Instructions to follow
Scan the material below for lines with the word "kampe" and report how many there are, with nothing added.

(Data excerpts)
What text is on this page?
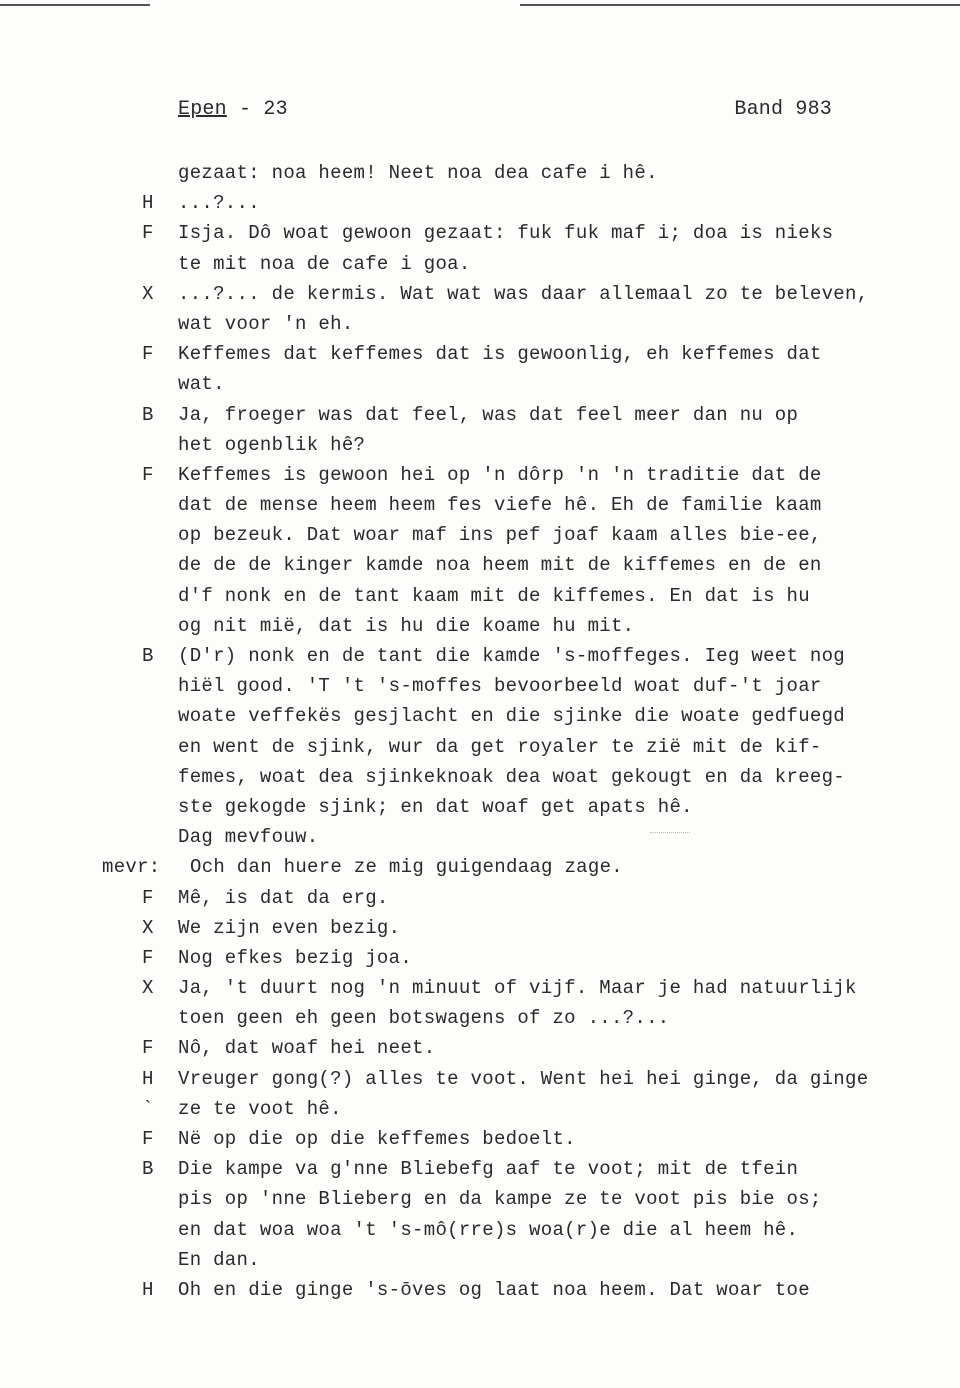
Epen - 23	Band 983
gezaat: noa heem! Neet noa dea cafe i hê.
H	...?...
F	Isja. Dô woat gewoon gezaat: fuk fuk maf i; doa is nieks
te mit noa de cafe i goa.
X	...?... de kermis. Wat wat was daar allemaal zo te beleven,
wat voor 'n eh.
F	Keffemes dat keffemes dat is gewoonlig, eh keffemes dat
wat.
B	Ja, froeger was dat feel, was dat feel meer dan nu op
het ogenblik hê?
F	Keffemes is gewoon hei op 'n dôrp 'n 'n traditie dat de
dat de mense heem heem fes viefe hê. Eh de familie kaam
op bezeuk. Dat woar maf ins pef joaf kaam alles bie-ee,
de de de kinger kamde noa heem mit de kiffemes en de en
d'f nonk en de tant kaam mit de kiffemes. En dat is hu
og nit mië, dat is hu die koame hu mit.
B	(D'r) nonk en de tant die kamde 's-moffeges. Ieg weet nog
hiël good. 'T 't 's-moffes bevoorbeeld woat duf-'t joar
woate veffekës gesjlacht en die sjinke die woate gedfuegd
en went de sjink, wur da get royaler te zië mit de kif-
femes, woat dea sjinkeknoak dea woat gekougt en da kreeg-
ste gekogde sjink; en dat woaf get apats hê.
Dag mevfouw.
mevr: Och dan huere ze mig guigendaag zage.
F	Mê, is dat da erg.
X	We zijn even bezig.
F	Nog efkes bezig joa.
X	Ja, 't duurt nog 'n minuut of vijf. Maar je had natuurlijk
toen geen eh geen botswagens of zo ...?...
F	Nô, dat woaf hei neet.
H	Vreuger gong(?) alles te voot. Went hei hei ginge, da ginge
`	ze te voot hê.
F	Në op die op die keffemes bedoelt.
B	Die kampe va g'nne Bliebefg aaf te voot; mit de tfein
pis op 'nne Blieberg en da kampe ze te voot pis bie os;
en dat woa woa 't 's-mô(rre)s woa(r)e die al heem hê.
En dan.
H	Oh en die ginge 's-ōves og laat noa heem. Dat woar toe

Answer to this task
2